#### [Exercise data]
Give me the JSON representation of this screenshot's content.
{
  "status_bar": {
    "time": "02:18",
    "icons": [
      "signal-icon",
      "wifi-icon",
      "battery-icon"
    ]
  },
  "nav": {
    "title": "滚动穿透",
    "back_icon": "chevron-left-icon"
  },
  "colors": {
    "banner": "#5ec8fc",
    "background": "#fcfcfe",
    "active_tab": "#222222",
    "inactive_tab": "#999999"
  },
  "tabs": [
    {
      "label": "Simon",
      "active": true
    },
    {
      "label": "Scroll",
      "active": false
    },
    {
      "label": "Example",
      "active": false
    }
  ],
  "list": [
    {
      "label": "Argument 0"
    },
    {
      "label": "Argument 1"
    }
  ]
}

#### [Task requirements]
Above are some records. Print them all exactly.

#### [The solution]
Give me the JSON representation of this screenshot's content.
{
  "status_bar": {
    "time": "02:18",
    "icons": [
      "signal-icon",
      "wifi-icon",
      "battery-icon"
    ]
  },
  "nav": {
    "title": "滚动穿透",
    "back_icon": "chevron-left-icon"
  },
  "colors": {
    "banner": "#5ec8fc",
    "background": "#fcfcfe",
    "active_tab": "#222222",
    "inactive_tab": "#999999"
  },
  "tabs": [
    {
      "label": "Simon",
      "active": true
    },
    {
      "label": "Scroll",
      "active": false
    },
    {
      "label": "Example",
      "active": false
    }
  ],
  "list": [
    {
      "label": "Argument 0"
    },
    {
      "label": "Argument 1"
    }
  ]
}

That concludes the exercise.